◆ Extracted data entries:
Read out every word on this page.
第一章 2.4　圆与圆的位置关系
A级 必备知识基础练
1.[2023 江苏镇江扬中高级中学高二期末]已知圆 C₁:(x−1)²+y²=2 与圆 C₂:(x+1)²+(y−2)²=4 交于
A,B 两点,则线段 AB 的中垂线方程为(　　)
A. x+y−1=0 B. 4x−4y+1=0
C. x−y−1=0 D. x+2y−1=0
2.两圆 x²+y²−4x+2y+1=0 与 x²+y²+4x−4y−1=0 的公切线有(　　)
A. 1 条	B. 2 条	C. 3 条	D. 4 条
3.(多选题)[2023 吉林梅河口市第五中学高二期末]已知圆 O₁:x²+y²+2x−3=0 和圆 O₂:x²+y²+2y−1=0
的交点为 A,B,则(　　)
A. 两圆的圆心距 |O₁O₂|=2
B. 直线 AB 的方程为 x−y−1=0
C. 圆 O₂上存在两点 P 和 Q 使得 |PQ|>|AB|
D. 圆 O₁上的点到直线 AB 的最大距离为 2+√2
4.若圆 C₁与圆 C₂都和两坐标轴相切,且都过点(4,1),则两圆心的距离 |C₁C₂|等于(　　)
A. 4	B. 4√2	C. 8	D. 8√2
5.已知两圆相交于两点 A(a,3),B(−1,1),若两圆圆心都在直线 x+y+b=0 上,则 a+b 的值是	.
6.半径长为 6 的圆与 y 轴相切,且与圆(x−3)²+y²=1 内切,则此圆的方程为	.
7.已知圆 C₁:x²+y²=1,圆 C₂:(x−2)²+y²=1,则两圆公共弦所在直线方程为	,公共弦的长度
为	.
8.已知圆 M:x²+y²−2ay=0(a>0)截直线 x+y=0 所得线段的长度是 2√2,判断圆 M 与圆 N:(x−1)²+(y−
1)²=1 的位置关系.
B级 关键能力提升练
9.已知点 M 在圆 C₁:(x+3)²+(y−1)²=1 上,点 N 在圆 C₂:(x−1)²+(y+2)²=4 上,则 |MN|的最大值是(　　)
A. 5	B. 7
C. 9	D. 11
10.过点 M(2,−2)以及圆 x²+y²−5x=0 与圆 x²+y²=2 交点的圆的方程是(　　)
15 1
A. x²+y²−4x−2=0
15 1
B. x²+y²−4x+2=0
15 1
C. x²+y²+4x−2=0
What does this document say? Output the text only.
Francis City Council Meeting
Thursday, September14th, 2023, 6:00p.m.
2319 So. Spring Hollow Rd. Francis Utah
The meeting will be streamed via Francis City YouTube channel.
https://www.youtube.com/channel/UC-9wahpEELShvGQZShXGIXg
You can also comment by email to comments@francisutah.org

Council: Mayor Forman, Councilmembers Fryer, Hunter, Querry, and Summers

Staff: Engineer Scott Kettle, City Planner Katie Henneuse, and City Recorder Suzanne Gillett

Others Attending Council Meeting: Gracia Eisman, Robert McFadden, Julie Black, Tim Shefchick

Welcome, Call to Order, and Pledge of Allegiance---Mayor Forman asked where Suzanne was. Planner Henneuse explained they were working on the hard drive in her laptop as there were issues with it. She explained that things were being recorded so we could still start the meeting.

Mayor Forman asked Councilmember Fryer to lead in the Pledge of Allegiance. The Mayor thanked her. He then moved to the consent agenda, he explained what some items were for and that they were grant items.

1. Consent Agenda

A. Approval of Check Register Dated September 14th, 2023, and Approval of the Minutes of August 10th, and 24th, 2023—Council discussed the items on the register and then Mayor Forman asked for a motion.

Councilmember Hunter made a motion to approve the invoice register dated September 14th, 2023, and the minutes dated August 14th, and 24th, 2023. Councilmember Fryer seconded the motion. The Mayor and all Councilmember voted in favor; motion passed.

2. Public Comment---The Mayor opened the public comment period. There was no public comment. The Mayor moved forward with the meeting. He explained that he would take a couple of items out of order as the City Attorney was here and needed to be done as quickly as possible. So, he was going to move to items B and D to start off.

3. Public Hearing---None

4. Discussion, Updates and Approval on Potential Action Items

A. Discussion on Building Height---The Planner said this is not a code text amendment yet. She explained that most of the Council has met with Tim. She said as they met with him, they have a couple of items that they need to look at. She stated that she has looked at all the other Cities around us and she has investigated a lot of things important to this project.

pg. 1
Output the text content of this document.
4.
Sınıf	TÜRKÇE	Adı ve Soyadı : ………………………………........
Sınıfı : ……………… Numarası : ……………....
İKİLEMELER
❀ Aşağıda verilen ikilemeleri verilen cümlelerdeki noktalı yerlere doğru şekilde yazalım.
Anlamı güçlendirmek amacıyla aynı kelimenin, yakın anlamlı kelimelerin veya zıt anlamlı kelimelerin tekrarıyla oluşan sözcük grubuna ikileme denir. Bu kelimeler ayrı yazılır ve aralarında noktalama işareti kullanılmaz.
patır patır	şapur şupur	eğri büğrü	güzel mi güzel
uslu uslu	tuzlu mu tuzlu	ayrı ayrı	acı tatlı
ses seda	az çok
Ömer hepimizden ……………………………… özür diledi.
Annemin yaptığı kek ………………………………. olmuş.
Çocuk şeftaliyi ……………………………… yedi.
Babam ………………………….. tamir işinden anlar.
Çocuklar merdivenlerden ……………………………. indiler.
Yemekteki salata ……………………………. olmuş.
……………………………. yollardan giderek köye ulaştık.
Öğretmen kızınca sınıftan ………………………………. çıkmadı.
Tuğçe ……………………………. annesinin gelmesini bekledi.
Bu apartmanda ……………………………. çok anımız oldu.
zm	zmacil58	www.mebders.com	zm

◆ Problem to solve: Repeat exactly, and only, the lines from the one containing "Output the text content of this document." through the end of the material.

◆ Result of this task:
Output the text content of this document.
4.
Sınıf	TÜRKÇE	Adı ve Soyadı : ………………………………........
Sınıfı : ……………… Numarası : ……………....
İKİLEMELER
❀ Aşağıda verilen ikilemeleri verilen cümlelerdeki noktalı yerlere doğru şekilde yazalım.
Anlamı güçlendirmek amacıyla aynı kelimenin, yakın anlamlı kelimelerin veya zıt anlamlı kelimelerin tekrarıyla oluşan sözcük grubuna ikileme denir. Bu kelimeler ayrı yazılır ve aralarında noktalama işareti kullanılmaz.
patır patır	şapur şupur	eğri büğrü	güzel mi güzel
uslu uslu	tuzlu mu tuzlu	ayrı ayrı	acı tatlı
ses seda	az çok
Ömer hepimizden ……………………………… özür diledi.
Annemin yaptığı kek ………………………………. olmuş.
Çocuk şeftaliyi ……………………………… yedi.
Babam ………………………….. tamir işinden anlar.
Çocuklar merdivenlerden ……………………………. indiler.
Yemekteki salata ……………………………. olmuş.
……………………………. yollardan giderek köye ulaştık.
Öğretmen kızınca sınıftan ………………………………. çıkmadı.
Tuğçe ……………………………. annesinin gelmesini bekledi.
Bu apartmanda ……………………………. çok anımız oldu.
zm	zmacil58	www.mebders.com	zm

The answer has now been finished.